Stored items
-------------------------

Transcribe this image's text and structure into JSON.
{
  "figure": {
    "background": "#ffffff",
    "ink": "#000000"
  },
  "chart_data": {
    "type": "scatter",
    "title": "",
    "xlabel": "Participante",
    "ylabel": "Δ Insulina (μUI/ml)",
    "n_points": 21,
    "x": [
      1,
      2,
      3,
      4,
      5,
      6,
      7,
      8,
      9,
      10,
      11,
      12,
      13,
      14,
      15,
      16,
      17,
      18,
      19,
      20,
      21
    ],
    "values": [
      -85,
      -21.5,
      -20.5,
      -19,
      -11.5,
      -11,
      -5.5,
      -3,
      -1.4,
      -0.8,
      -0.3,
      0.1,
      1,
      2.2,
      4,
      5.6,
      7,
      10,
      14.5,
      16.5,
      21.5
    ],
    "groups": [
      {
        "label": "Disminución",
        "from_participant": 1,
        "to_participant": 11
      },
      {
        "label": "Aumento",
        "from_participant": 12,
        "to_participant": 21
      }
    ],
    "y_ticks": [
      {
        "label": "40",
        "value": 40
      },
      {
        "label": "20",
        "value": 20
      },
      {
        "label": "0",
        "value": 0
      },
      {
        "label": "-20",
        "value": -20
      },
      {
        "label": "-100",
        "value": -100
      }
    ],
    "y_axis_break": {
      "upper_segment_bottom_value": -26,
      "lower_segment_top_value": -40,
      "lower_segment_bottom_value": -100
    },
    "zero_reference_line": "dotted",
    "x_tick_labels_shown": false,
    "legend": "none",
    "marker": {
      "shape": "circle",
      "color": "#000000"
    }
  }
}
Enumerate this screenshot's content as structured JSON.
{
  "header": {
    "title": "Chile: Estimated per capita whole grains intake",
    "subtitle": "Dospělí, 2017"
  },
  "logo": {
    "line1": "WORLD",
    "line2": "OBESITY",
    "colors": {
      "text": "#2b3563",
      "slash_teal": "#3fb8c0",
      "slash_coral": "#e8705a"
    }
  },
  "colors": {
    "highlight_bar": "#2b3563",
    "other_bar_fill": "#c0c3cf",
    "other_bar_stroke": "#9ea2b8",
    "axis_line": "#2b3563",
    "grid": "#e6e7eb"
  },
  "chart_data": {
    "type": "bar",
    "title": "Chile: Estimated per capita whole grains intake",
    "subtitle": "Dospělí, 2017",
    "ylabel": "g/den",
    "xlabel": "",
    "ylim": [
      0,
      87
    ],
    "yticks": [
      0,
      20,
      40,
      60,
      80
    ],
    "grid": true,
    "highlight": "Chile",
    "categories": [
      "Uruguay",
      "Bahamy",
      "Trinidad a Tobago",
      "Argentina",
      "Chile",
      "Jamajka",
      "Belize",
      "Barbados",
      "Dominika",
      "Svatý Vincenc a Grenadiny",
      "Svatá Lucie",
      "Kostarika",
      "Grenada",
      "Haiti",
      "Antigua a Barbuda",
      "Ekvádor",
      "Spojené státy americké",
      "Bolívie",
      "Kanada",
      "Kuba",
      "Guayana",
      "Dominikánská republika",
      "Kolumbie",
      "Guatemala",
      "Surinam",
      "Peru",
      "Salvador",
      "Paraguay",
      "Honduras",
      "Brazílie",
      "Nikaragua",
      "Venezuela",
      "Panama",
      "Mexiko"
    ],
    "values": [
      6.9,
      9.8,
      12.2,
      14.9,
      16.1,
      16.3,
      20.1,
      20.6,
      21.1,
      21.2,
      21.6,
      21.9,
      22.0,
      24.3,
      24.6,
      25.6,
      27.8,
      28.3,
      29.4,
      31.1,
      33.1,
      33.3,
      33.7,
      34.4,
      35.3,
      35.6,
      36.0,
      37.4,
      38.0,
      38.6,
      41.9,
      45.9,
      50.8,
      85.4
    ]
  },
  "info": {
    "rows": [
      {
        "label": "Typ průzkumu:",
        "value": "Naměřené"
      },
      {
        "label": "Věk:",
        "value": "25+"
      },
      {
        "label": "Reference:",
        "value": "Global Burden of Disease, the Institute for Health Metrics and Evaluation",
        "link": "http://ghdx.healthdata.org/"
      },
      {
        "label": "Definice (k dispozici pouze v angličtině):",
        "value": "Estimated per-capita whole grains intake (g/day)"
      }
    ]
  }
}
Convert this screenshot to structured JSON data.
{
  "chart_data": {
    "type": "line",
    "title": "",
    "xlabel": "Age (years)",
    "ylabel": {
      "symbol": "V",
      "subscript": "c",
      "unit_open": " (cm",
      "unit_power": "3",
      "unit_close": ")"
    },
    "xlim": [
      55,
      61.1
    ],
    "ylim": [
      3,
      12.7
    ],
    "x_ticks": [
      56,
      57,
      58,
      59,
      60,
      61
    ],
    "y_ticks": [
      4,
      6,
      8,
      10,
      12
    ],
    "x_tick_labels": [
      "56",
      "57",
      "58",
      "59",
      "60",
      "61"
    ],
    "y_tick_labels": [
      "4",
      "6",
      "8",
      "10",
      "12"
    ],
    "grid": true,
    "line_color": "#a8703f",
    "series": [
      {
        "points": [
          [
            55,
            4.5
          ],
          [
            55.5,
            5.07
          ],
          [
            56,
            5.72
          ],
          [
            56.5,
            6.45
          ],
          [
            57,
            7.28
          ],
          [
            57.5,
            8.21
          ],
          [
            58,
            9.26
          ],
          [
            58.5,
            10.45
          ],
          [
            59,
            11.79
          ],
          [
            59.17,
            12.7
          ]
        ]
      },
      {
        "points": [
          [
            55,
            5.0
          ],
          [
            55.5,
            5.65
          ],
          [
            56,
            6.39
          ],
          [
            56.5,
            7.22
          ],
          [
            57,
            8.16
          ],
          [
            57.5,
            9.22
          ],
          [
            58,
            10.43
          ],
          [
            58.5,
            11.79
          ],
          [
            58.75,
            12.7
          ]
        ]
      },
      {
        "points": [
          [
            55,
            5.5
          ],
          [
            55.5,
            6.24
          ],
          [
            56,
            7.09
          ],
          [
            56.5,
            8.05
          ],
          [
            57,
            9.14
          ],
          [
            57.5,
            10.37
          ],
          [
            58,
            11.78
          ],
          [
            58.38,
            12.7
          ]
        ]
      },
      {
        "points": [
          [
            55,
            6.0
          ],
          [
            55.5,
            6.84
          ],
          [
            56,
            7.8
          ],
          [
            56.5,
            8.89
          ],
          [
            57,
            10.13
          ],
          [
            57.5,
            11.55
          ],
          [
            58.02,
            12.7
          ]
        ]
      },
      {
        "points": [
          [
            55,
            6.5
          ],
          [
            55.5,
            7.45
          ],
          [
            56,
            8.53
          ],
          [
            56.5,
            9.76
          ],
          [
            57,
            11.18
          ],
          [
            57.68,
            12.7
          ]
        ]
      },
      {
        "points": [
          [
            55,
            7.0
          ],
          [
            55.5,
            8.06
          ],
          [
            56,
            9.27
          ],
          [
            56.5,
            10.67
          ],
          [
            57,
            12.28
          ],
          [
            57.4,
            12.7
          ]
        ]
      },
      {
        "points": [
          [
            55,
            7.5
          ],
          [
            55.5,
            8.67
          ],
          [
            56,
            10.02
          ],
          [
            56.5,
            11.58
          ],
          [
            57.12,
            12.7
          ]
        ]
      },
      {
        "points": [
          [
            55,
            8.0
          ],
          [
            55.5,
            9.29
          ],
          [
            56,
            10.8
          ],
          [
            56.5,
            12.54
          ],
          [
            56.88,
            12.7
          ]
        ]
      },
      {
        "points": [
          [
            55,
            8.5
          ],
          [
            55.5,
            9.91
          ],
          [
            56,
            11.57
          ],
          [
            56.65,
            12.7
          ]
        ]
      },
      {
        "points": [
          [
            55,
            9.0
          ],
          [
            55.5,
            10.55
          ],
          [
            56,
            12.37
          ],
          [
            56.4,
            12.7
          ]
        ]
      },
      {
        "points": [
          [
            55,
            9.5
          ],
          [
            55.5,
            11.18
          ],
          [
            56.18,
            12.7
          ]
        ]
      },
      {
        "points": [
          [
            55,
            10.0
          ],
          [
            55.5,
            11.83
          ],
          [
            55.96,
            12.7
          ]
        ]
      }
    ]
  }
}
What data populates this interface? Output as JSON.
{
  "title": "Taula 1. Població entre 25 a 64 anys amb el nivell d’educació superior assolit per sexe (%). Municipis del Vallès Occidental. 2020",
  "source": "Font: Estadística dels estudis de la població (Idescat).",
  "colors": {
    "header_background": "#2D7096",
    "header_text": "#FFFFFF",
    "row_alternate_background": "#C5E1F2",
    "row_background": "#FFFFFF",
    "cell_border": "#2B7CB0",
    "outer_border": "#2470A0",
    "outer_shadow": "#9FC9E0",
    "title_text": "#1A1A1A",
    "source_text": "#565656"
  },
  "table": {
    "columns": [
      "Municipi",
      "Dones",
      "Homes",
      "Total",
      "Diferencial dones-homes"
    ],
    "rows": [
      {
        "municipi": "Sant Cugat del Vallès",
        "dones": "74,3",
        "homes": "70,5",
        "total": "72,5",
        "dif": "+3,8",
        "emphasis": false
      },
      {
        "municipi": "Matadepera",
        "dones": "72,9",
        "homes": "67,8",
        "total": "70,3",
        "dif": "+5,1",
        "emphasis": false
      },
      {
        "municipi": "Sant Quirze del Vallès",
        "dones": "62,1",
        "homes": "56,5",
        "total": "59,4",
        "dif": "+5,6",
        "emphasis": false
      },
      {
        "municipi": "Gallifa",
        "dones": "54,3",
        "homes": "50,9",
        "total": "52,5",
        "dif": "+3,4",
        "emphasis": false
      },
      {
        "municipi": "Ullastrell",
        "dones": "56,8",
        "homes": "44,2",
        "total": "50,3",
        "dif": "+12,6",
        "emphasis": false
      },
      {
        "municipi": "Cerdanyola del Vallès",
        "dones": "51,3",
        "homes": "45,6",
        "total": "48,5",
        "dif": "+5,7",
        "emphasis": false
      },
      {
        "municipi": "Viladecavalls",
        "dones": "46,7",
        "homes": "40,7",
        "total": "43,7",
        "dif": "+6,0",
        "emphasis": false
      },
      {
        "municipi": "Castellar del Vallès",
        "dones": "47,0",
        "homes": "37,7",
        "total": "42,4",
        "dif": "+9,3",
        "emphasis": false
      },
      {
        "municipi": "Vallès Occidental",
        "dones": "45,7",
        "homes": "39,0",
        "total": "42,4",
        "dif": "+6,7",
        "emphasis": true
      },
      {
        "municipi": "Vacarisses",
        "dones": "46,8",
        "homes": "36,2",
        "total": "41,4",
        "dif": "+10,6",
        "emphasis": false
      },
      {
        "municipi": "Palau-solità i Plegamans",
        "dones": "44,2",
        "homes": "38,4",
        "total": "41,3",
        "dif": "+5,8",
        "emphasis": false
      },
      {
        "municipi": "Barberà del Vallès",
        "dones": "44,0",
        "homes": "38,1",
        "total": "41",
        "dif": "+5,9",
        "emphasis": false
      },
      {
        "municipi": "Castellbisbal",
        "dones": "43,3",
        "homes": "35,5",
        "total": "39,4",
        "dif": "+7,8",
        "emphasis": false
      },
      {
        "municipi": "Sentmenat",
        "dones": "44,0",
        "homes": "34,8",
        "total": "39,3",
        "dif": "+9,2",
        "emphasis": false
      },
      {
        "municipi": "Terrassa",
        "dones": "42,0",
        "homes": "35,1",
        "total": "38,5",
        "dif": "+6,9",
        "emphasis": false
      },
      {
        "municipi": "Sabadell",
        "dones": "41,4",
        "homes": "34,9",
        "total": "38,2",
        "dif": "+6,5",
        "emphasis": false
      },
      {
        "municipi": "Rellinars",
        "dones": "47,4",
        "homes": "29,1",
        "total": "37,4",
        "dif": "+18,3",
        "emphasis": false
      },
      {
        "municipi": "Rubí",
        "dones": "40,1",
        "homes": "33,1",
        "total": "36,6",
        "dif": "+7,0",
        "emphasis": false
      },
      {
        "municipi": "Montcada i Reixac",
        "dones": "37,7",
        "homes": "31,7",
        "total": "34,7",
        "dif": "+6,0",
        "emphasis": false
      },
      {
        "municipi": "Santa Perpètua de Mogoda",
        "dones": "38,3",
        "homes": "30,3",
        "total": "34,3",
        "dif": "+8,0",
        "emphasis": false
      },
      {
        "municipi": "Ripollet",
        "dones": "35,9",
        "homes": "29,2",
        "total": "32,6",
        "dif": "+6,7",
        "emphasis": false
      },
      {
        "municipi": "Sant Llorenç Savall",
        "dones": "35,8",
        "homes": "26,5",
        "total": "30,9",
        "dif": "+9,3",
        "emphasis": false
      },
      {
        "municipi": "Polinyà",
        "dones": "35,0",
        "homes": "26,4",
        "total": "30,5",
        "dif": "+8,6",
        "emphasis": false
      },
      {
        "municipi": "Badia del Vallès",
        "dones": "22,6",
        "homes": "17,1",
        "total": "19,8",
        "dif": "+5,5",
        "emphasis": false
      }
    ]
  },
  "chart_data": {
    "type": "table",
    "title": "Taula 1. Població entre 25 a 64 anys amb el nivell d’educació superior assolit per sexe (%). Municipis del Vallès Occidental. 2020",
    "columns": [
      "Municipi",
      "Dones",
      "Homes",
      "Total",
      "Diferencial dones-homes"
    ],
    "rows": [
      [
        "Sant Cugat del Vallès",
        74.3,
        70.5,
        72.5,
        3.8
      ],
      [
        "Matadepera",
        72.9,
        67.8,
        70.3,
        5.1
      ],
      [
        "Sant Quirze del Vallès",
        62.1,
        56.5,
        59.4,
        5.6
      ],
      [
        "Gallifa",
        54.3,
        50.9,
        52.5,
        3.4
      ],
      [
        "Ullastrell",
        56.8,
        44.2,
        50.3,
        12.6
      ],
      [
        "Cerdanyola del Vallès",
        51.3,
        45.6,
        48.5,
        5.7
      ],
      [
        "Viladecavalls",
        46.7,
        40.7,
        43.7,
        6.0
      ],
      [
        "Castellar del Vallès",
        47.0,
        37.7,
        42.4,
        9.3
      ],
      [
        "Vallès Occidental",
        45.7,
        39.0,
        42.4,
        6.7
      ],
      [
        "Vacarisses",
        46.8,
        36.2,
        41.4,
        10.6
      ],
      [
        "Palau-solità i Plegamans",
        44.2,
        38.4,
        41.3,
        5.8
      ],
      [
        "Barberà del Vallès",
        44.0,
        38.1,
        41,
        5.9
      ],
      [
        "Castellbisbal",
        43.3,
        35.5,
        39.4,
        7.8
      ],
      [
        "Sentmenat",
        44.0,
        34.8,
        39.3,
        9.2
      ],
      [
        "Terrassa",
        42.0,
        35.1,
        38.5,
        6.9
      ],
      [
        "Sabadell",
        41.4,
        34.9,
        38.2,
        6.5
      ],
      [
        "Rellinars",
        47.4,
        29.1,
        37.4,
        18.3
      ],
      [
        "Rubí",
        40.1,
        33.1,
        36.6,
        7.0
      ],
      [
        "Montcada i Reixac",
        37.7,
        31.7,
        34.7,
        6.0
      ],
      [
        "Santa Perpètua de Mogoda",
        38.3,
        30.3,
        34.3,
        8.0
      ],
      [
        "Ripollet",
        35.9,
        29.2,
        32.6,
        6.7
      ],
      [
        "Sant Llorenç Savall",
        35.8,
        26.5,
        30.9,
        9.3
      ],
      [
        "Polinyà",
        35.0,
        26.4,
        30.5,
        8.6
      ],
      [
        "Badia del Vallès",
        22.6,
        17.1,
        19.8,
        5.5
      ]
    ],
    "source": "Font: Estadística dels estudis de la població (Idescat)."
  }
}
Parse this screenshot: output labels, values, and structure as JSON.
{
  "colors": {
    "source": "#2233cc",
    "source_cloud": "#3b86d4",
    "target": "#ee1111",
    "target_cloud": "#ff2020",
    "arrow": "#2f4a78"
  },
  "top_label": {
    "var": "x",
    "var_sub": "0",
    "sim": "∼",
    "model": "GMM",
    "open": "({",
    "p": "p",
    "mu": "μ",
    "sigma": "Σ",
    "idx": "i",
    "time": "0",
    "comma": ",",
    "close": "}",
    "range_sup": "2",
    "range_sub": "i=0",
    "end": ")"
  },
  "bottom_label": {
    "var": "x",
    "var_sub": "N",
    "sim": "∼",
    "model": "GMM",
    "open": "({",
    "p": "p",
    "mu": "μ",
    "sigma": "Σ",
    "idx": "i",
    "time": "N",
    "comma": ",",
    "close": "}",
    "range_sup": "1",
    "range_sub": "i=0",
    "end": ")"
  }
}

-------------------------

● **Exercise task**
Copy out every line of the data that includes the word "sexe".

● **Answer to the task**
  "title": "Taula 1. Població entre 25 a 64 anys amb el nivell d’educació superior assolit per sexe (%). Municipis del Vallès Occidental. 2020",
    "title": "Taula 1. Població entre 25 a 64 anys amb el nivell d’educació superior assolit per sexe (%). Municipis del Vallès Occidental. 2020",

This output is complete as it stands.